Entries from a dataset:
* * * * * * * * *

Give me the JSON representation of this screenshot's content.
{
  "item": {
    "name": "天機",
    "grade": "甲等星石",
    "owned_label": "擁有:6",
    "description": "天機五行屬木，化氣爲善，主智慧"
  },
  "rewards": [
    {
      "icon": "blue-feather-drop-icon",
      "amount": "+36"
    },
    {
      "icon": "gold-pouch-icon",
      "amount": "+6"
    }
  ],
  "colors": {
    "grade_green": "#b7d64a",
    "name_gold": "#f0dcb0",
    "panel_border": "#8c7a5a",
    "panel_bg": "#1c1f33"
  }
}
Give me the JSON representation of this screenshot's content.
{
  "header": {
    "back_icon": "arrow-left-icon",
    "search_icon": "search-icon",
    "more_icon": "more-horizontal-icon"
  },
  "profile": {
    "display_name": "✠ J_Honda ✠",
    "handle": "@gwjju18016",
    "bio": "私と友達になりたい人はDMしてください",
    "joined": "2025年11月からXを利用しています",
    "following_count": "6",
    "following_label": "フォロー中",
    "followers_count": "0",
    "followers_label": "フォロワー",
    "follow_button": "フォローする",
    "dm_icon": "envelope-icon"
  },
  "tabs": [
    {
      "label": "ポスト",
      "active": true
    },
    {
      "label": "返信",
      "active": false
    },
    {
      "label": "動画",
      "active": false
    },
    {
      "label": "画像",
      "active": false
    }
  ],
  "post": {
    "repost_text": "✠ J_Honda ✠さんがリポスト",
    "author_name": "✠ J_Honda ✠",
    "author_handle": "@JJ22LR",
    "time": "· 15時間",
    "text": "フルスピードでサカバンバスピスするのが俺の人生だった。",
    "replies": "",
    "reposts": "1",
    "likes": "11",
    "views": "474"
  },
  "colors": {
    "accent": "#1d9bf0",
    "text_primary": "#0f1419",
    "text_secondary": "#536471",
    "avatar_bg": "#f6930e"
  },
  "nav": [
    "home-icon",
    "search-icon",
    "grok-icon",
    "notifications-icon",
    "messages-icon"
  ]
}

* * * * * * * * *

* **EXERCISE**:
Every entry needs to be retyped exactly.

* **THE ANSWER**:
Give me the JSON representation of this screenshot's content.
{
  "item": {
    "name": "天機",
    "grade": "甲等星石",
    "owned_label": "擁有:6",
    "description": "天機五行屬木，化氣爲善，主智慧"
  },
  "rewards": [
    {
      "icon": "blue-feather-drop-icon",
      "amount": "+36"
    },
    {
      "icon": "gold-pouch-icon",
      "amount": "+6"
    }
  ],
  "colors": {
    "grade_green": "#b7d64a",
    "name_gold": "#f0dcb0",
    "panel_border": "#8c7a5a",
    "panel_bg": "#1c1f33"
  }
}
Give me the JSON representation of this screenshot's content.
{
  "header": {
    "back_icon": "arrow-left-icon",
    "search_icon": "search-icon",
    "more_icon": "more-horizontal-icon"
  },
  "profile": {
    "display_name": "✠ J_Honda ✠",
    "handle": "@gwjju18016",
    "bio": "私と友達になりたい人はDMしてください",
    "joined": "2025年11月からXを利用しています",
    "following_count": "6",
    "following_label": "フォロー中",
    "followers_count": "0",
    "followers_label": "フォロワー",
    "follow_button": "フォローする",
    "dm_icon": "envelope-icon"
  },
  "tabs": [
    {
      "label": "ポスト",
      "active": true
    },
    {
      "label": "返信",
      "active": false
    },
    {
      "label": "動画",
      "active": false
    },
    {
      "label": "画像",
      "active": false
    }
  ],
  "post": {
    "repost_text": "✠ J_Honda ✠さんがリポスト",
    "author_name": "✠ J_Honda ✠",
    "author_handle": "@JJ22LR",
    "time": "· 15時間",
    "text": "フルスピードでサカバンバスピスするのが俺の人生だった。",
    "replies": "",
    "reposts": "1",
    "likes": "11",
    "views": "474"
  },
  "colors": {
    "accent": "#1d9bf0",
    "text_primary": "#0f1419",
    "text_secondary": "#536471",
    "avatar_bg": "#f6930e"
  },
  "nav": [
    "home-icon",
    "search-icon",
    "grok-icon",
    "notifications-icon",
    "messages-icon"
  ]
}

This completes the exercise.